▸ **Records to use**:
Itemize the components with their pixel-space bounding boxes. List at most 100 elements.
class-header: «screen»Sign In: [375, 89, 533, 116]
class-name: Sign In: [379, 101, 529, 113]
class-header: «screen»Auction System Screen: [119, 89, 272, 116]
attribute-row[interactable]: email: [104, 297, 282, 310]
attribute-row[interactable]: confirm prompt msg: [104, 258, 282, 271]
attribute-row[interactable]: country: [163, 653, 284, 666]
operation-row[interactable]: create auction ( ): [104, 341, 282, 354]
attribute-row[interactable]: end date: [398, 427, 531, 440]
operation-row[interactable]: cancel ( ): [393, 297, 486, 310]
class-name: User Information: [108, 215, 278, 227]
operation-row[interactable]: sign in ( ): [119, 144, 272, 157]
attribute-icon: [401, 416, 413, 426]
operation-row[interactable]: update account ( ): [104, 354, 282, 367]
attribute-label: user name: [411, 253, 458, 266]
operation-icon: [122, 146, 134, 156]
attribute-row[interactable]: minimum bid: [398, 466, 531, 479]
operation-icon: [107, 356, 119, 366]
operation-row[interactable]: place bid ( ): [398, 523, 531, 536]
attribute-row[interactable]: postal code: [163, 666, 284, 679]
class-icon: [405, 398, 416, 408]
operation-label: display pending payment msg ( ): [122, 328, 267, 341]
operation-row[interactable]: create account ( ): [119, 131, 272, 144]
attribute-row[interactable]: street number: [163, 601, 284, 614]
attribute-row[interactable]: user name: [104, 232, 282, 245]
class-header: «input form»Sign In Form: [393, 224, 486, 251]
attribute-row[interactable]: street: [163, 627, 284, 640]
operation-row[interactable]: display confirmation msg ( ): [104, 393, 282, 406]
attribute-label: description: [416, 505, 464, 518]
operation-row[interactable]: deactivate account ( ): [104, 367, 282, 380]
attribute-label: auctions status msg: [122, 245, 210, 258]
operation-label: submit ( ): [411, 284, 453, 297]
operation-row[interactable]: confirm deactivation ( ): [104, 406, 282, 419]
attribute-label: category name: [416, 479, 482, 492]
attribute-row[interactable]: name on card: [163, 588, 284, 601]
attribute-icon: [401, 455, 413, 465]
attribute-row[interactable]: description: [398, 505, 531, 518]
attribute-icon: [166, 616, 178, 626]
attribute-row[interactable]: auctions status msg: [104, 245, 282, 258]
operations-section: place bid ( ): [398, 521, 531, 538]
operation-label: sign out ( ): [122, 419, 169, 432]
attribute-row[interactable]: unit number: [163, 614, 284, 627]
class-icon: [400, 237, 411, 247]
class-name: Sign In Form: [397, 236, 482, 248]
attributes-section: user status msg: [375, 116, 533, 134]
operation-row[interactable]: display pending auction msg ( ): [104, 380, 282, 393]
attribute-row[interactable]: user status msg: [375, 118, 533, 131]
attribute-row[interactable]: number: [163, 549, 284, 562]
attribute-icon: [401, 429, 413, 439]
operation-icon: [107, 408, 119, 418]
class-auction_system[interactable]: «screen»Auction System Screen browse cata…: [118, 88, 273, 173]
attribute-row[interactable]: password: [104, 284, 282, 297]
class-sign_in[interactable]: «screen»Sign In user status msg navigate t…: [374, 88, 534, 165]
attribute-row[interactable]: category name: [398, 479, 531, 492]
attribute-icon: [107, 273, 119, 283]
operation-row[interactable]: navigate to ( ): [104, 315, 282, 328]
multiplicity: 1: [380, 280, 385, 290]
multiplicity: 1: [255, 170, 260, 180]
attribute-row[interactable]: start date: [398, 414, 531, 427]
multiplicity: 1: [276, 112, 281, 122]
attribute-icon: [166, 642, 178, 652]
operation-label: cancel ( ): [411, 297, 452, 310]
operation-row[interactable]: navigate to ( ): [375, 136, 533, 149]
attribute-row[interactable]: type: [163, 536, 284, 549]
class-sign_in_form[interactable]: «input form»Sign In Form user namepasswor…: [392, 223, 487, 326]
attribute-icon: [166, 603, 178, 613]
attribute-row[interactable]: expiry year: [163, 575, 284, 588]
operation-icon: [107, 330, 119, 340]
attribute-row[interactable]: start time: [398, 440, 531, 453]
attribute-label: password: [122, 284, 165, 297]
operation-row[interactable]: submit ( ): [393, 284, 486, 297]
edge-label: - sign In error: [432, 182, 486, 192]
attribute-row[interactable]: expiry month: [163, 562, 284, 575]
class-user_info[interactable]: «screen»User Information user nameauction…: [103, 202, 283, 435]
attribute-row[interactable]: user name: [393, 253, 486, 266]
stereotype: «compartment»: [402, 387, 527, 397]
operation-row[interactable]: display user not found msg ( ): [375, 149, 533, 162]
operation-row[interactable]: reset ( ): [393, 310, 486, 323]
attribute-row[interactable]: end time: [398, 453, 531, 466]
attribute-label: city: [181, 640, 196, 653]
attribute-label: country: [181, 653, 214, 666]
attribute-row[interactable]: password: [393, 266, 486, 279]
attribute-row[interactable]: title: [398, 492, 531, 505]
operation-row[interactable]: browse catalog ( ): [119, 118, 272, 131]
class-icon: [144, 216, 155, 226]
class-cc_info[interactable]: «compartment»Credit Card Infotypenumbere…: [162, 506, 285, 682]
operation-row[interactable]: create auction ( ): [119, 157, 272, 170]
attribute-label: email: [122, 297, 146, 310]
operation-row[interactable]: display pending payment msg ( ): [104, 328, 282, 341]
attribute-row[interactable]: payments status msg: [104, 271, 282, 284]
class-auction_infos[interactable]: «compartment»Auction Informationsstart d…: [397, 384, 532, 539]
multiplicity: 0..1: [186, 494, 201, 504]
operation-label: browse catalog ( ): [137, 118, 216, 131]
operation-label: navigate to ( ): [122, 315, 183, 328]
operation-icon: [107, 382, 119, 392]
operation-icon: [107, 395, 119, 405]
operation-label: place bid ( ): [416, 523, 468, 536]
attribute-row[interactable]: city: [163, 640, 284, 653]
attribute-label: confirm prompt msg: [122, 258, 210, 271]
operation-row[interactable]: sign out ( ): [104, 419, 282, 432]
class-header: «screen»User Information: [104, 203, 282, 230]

▸ **Exercise goal**:
Arrange the lines, starting with the first one and going on through the line that contains "class-name: User Information: [108, 215, 278, 227]", both included, as a Markdown table with the columns Row and Line. Number each row and leave out blank lines.

▸ **Exercise answer**:
| Row | Line |
|---|---|
| 1 | Itemize the components with their pixel-space bounding boxes. List at most 100 elements. |
| 2 | class-header: «screen»Sign In: [375, 89, 533, 116] |
| 3 | class-name: Sign In: [379, 101, 529, 113] |
| 4 | class-header: «screen»Auction System Screen: [119, 89, 272, 116] |
| 5 | attribute-row[interactable]: email: [104, 297, 282, 310] |
| 6 | attribute-row[interactable]: confirm prompt msg: [104, 258, 282, 271] |
| 7 | attribute-row[interactable]: country: [163, 653, 284, 666] |
| 8 | operation-row[interactable]: create auction ( ): [104, 341, 282, 354] |
| 9 | attribute-row[interactable]: end date: [398, 427, 531, 440] |
| 10 | operation-row[interactable]: cancel ( ): [393, 297, 486, 310] |
| 11 | class-name: User Information: [108, 215, 278, 227] |